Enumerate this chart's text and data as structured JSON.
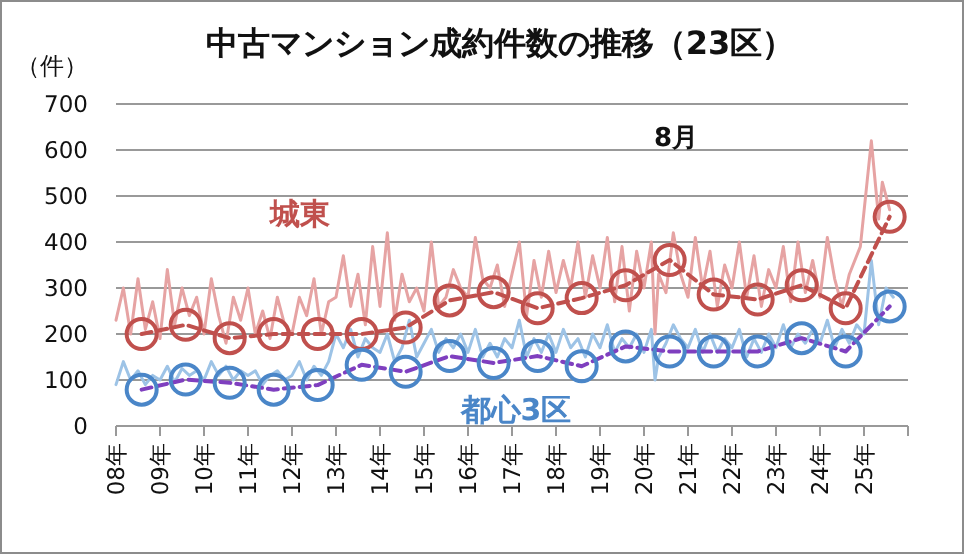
{
  "chart_data": {
    "type": "line",
    "title": "中古マンション成約件数の推移（23区）",
    "ylabel": "（件）",
    "annotations": [
      "8月"
    ],
    "xlim": [
      "2008-01",
      "2026-01"
    ],
    "xticks": [
      {
        "value": "2008-01",
        "label": "08年"
      },
      {
        "value": "2009-01",
        "label": "09年"
      },
      {
        "value": "2010-01",
        "label": "10年"
      },
      {
        "value": "2011-01",
        "label": "11年"
      },
      {
        "value": "2012-01",
        "label": "12年"
      },
      {
        "value": "2013-01",
        "label": "13年"
      },
      {
        "value": "2014-01",
        "label": "14年"
      },
      {
        "value": "2015-01",
        "label": "15年"
      },
      {
        "value": "2016-01",
        "label": "16年"
      },
      {
        "value": "2017-01",
        "label": "17年"
      },
      {
        "value": "2018-01",
        "label": "18年"
      },
      {
        "value": "2019-01",
        "label": "19年"
      },
      {
        "value": "2020-01",
        "label": "20年"
      },
      {
        "value": "2021-01",
        "label": "21年"
      },
      {
        "value": "2022-01",
        "label": "22年"
      },
      {
        "value": "2023-01",
        "label": "23年"
      },
      {
        "value": "2024-01",
        "label": "24年"
      },
      {
        "value": "2025-01",
        "label": "25年"
      },
      {
        "value": "2026-01",
        "label": null
      }
    ],
    "ylim": [
      0,
      700
    ],
    "yticks": [
      0,
      100,
      200,
      300,
      400,
      500,
      600,
      700
    ],
    "grid": "y",
    "series": [
      {
        "type": "line",
        "color": "#e6a3a3",
        "x": [
          "2008-01",
          "2008-03",
          "2008-05",
          "2008-07",
          "2008-09",
          "2008-11",
          "2009-01",
          "2009-03",
          "2009-05",
          "2009-07",
          "2009-09",
          "2009-11",
          "2010-01",
          "2010-03",
          "2010-05",
          "2010-07",
          "2010-09",
          "2010-11",
          "2011-01",
          "2011-03",
          "2011-05",
          "2011-07",
          "2011-09",
          "2011-11",
          "2012-01",
          "2012-03",
          "2012-05",
          "2012-07",
          "2012-09",
          "2012-11",
          "2013-01",
          "2013-03",
          "2013-05",
          "2013-07",
          "2013-09",
          "2013-11",
          "2014-01",
          "2014-03",
          "2014-05",
          "2014-07",
          "2014-09",
          "2014-11",
          "2015-01",
          "2015-03",
          "2015-05",
          "2015-07",
          "2015-09",
          "2015-11",
          "2016-01",
          "2016-03",
          "2016-05",
          "2016-07",
          "2016-09",
          "2016-11",
          "2017-01",
          "2017-03",
          "2017-05",
          "2017-07",
          "2017-09",
          "2017-11",
          "2018-01",
          "2018-03",
          "2018-05",
          "2018-07",
          "2018-09",
          "2018-11",
          "2019-01",
          "2019-03",
          "2019-05",
          "2019-07",
          "2019-09",
          "2019-11",
          "2020-01",
          "2020-03",
          "2020-04",
          "2020-05",
          "2020-07",
          "2020-09",
          "2020-11",
          "2021-01",
          "2021-03",
          "2021-05",
          "2021-07",
          "2021-09",
          "2021-11",
          "2022-01",
          "2022-03",
          "2022-05",
          "2022-07",
          "2022-09",
          "2022-11",
          "2023-01",
          "2023-03",
          "2023-05",
          "2023-07",
          "2023-09",
          "2023-11",
          "2024-01",
          "2024-03",
          "2024-05",
          "2024-07",
          "2024-09",
          "2024-12",
          "2025-03",
          "2025-05",
          "2025-06",
          "2025-08"
        ],
        "values": [
          230,
          300,
          200,
          320,
          210,
          270,
          190,
          340,
          220,
          300,
          240,
          280,
          200,
          320,
          240,
          180,
          280,
          230,
          300,
          200,
          250,
          190,
          280,
          220,
          200,
          280,
          240,
          320,
          200,
          270,
          280,
          370,
          260,
          330,
          220,
          390,
          260,
          420,
          230,
          330,
          270,
          300,
          250,
          400,
          260,
          280,
          340,
          300,
          280,
          410,
          320,
          300,
          350,
          260,
          330,
          400,
          240,
          360,
          280,
          380,
          290,
          360,
          300,
          400,
          280,
          370,
          300,
          410,
          270,
          390,
          250,
          380,
          300,
          400,
          200,
          330,
          290,
          420,
          330,
          280,
          410,
          300,
          380,
          260,
          350,
          300,
          400,
          280,
          370,
          260,
          340,
          300,
          390,
          270,
          400,
          290,
          360,
          280,
          410,
          320,
          260,
          330,
          390,
          620,
          450,
          530,
          470
        ]
      },
      {
        "type": "line",
        "color": "#9dc3e6",
        "x": [
          "2008-01",
          "2008-03",
          "2008-05",
          "2008-07",
          "2008-09",
          "2008-11",
          "2009-01",
          "2009-03",
          "2009-05",
          "2009-07",
          "2009-09",
          "2009-11",
          "2010-01",
          "2010-03",
          "2010-05",
          "2010-07",
          "2010-09",
          "2010-11",
          "2011-01",
          "2011-03",
          "2011-05",
          "2011-07",
          "2011-09",
          "2011-11",
          "2012-01",
          "2012-03",
          "2012-05",
          "2012-07",
          "2012-09",
          "2012-11",
          "2013-01",
          "2013-03",
          "2013-05",
          "2013-07",
          "2013-09",
          "2013-11",
          "2014-01",
          "2014-03",
          "2014-05",
          "2014-07",
          "2014-09",
          "2014-11",
          "2015-01",
          "2015-03",
          "2015-05",
          "2015-07",
          "2015-09",
          "2015-11",
          "2016-01",
          "2016-03",
          "2016-05",
          "2016-07",
          "2016-09",
          "2016-11",
          "2017-01",
          "2017-03",
          "2017-05",
          "2017-07",
          "2017-09",
          "2017-11",
          "2018-01",
          "2018-03",
          "2018-05",
          "2018-07",
          "2018-09",
          "2018-11",
          "2019-01",
          "2019-03",
          "2019-05",
          "2019-07",
          "2019-09",
          "2019-11",
          "2020-01",
          "2020-03",
          "2020-04",
          "2020-05",
          "2020-07",
          "2020-09",
          "2020-11",
          "2021-01",
          "2021-03",
          "2021-05",
          "2021-07",
          "2021-09",
          "2021-11",
          "2022-01",
          "2022-03",
          "2022-05",
          "2022-07",
          "2022-09",
          "2022-11",
          "2023-01",
          "2023-03",
          "2023-05",
          "2023-07",
          "2023-09",
          "2023-11",
          "2024-01",
          "2024-03",
          "2024-05",
          "2024-07",
          "2024-09",
          "2024-11",
          "2025-01",
          "2025-03",
          "2025-05",
          "2025-07",
          "2025-09"
        ],
        "values": [
          90,
          140,
          100,
          120,
          90,
          110,
          100,
          130,
          95,
          125,
          110,
          120,
          100,
          140,
          110,
          130,
          100,
          120,
          110,
          120,
          90,
          110,
          120,
          100,
          110,
          140,
          100,
          130,
          110,
          140,
          200,
          170,
          210,
          150,
          190,
          170,
          160,
          200,
          140,
          170,
          230,
          150,
          180,
          210,
          160,
          190,
          170,
          200,
          160,
          210,
          150,
          180,
          150,
          190,
          170,
          230,
          150,
          190,
          160,
          200,
          160,
          210,
          170,
          190,
          150,
          200,
          170,
          220,
          160,
          190,
          170,
          200,
          160,
          210,
          100,
          150,
          180,
          220,
          190,
          170,
          210,
          160,
          200,
          160,
          190,
          170,
          210,
          150,
          190,
          160,
          200,
          170,
          220,
          170,
          200,
          180,
          210,
          180,
          230,
          170,
          210,
          180,
          220,
          200,
          360,
          220,
          300,
          280
        ]
      },
      {
        "type": "line",
        "color": "#c0504d",
        "line_style": "dashed",
        "marker": "none",
        "x": [
          "2008-08",
          "2009-08",
          "2010-08",
          "2011-08",
          "2012-08",
          "2013-08",
          "2014-08",
          "2015-08",
          "2016-08",
          "2017-08",
          "2018-08",
          "2019-08",
          "2020-08",
          "2021-08",
          "2022-08",
          "2023-08",
          "2024-08",
          "2025-08"
        ],
        "values": [
          200,
          220,
          191,
          200,
          200,
          200,
          214,
          273,
          291,
          256,
          278,
          306,
          361,
          286,
          275,
          306,
          256,
          455
        ]
      },
      {
        "type": "line",
        "color": "#7f3fbf",
        "line_style": "dashed",
        "marker": "none",
        "x": [
          "2008-08",
          "2009-08",
          "2010-08",
          "2011-08",
          "2012-08",
          "2013-08",
          "2014-08",
          "2015-08",
          "2016-08",
          "2017-08",
          "2018-08",
          "2019-08",
          "2020-08",
          "2021-08",
          "2022-08",
          "2023-08",
          "2024-08",
          "2025-08"
        ],
        "values": [
          79,
          101,
          94,
          79,
          89,
          133,
          118,
          152,
          137,
          152,
          130,
          173,
          162,
          162,
          162,
          191,
          162,
          260
        ]
      },
      {
        "type": "scatter",
        "name": "城東",
        "color": "#c0504d",
        "marker": "circle",
        "x": [
          "2008-08",
          "2009-08",
          "2010-08",
          "2011-08",
          "2012-08",
          "2013-08",
          "2014-08",
          "2015-08",
          "2016-08",
          "2017-08",
          "2018-08",
          "2019-08",
          "2020-08",
          "2021-08",
          "2022-08",
          "2023-08",
          "2024-08",
          "2025-08"
        ],
        "values": [
          200,
          220,
          191,
          200,
          200,
          200,
          214,
          273,
          291,
          256,
          278,
          306,
          361,
          286,
          275,
          306,
          256,
          455
        ]
      },
      {
        "type": "scatter",
        "name": "都心3区",
        "color": "#4a86c8",
        "marker": "circle",
        "x": [
          "2008-08",
          "2009-08",
          "2010-08",
          "2011-08",
          "2012-08",
          "2013-08",
          "2014-08",
          "2015-08",
          "2016-08",
          "2017-08",
          "2018-08",
          "2019-08",
          "2020-08",
          "2021-08",
          "2022-08",
          "2023-08",
          "2024-08",
          "2025-08"
        ],
        "values": [
          79,
          101,
          94,
          79,
          89,
          133,
          118,
          152,
          137,
          152,
          130,
          173,
          162,
          162,
          162,
          191,
          162,
          260
        ]
      }
    ]
  }
}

*****

**GIVEN INSTRUCTION:** Go over the entries above and say how many lines hold the string "color", with no other text.

**EXERCISE ANSWER:** 6